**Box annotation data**
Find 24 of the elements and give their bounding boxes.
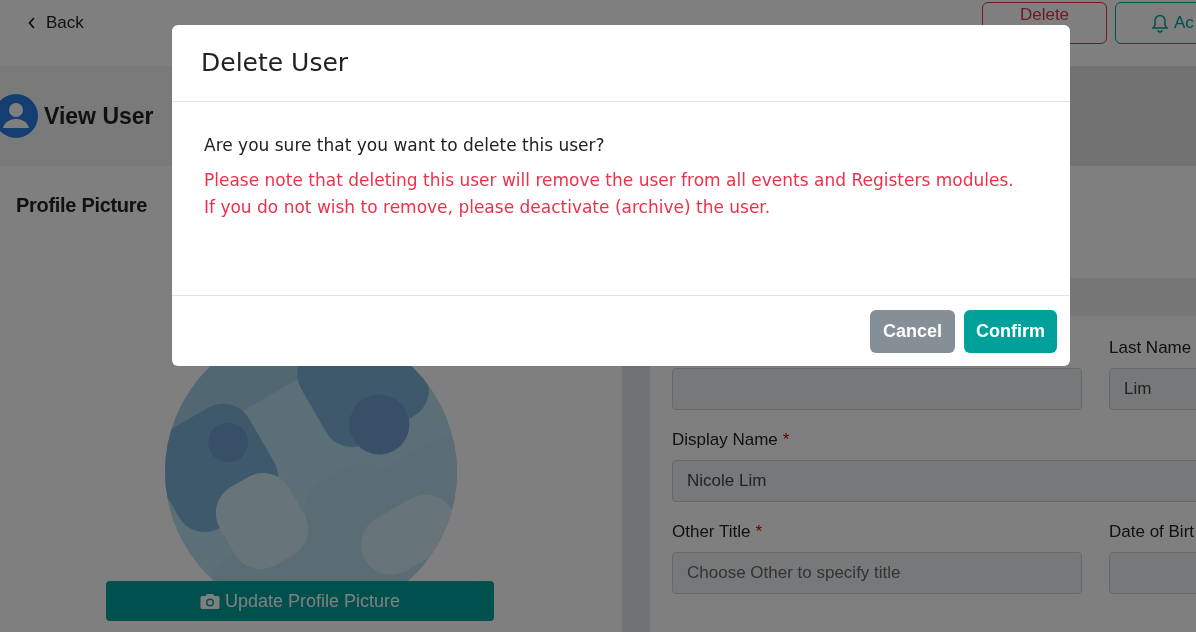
required-mark: * xyxy=(755,522,763,541)
notification-button[interactable]: Ac xyxy=(1115,2,1196,44)
camera-icon xyxy=(199,592,220,610)
page-title: View User xyxy=(44,101,154,131)
field-label: Last Name xyxy=(1109,338,1193,358)
field-label: Other Title * xyxy=(672,522,764,542)
dialog-title: Delete User xyxy=(201,47,349,80)
field-label: Date of Birt xyxy=(1109,522,1196,542)
confirm-button[interactable]: Confirm xyxy=(964,309,1057,353)
input-field[interactable]: Nicole Lim xyxy=(672,460,1196,502)
warning-text: Please note that deleting this user will remove the user from all events and Registers modules. xyxy=(204,169,1015,192)
warning-text: If you do not wish to remove, please deactivate (archive) the user. xyxy=(204,196,772,219)
confirmation-question: Are you sure that you want to delete this user? xyxy=(204,134,606,156)
cancel-button[interactable]: Cancel xyxy=(870,309,955,353)
chevron-left-icon xyxy=(28,16,36,29)
bell-icon xyxy=(1152,13,1168,33)
section-heading: Profile Picture xyxy=(16,193,148,218)
input-field[interactable]: Choose Other to specify title xyxy=(672,552,1082,594)
field-label: Display Name * xyxy=(672,430,791,450)
back-link[interactable]: Back xyxy=(28,10,84,36)
input-field[interactable] xyxy=(672,368,1082,410)
update-picture-button[interactable]: Update Profile Picture xyxy=(106,581,494,621)
input-field[interactable]: Lim xyxy=(1109,368,1196,410)
required-mark: * xyxy=(782,430,790,449)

**Aim**
Identify every line above that contains the string "warning", treating uppercase and lowercase as different, and copy each such line.

**Result of the task**
warning-text: Please note that deleting this user will remove the user from all events and Registers modules. xyxy=(204,169,1015,192)
warning-text: If you do not wish to remove, please deactivate (archive) the user. xyxy=(204,196,772,219)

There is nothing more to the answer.